Data listing:

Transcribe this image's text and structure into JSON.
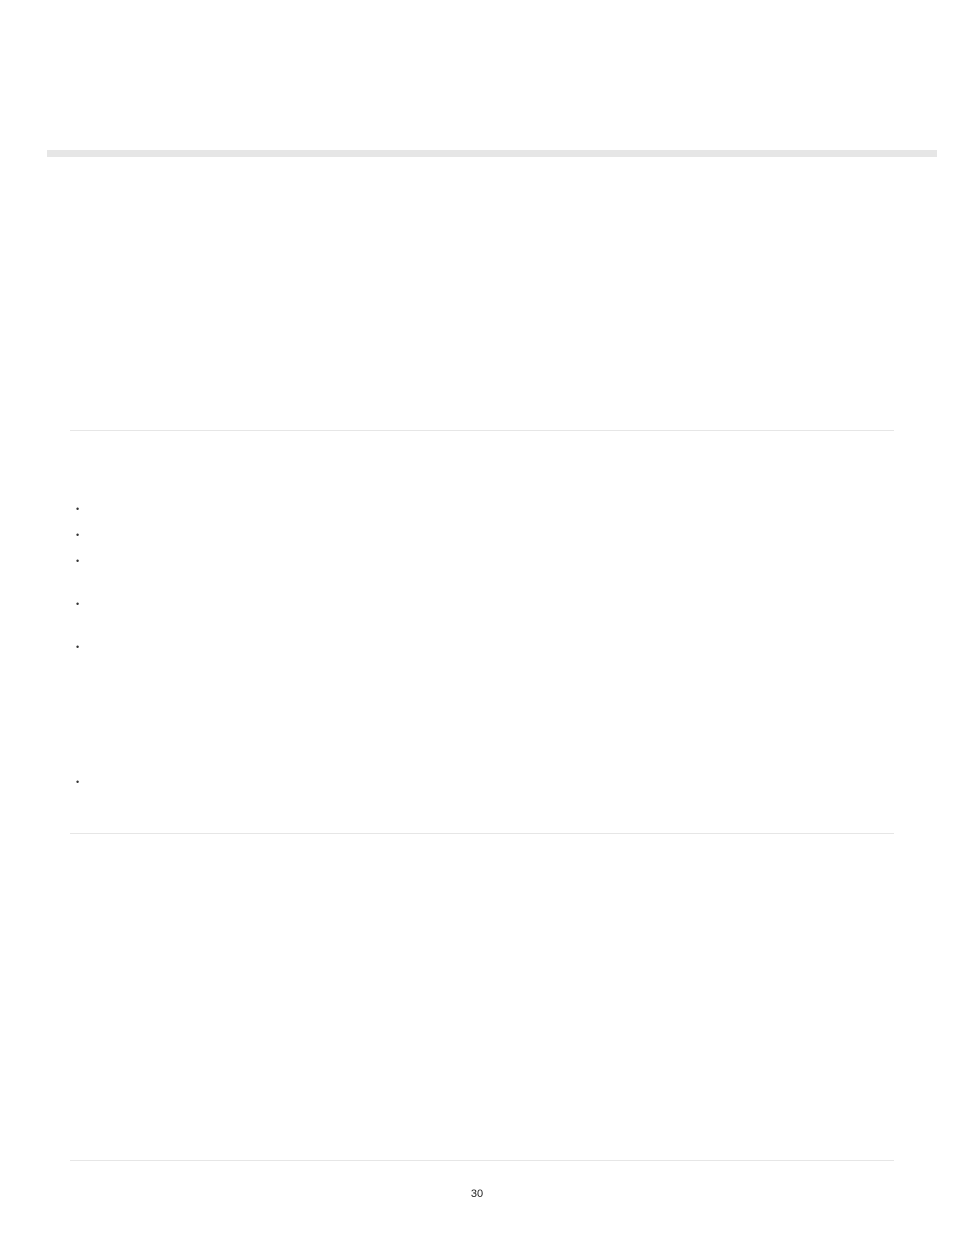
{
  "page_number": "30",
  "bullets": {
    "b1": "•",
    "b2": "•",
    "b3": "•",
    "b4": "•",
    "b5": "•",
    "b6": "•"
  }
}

*DIRECTION*
Give every line above again exactly, with no pictures.

*RESULT OF THIS TASK*
Transcribe this image's text and structure into JSON.
{
  "page_number": "30",
  "bullets": {
    "b1": "•",
    "b2": "•",
    "b3": "•",
    "b4": "•",
    "b5": "•",
    "b6": "•"
  }
}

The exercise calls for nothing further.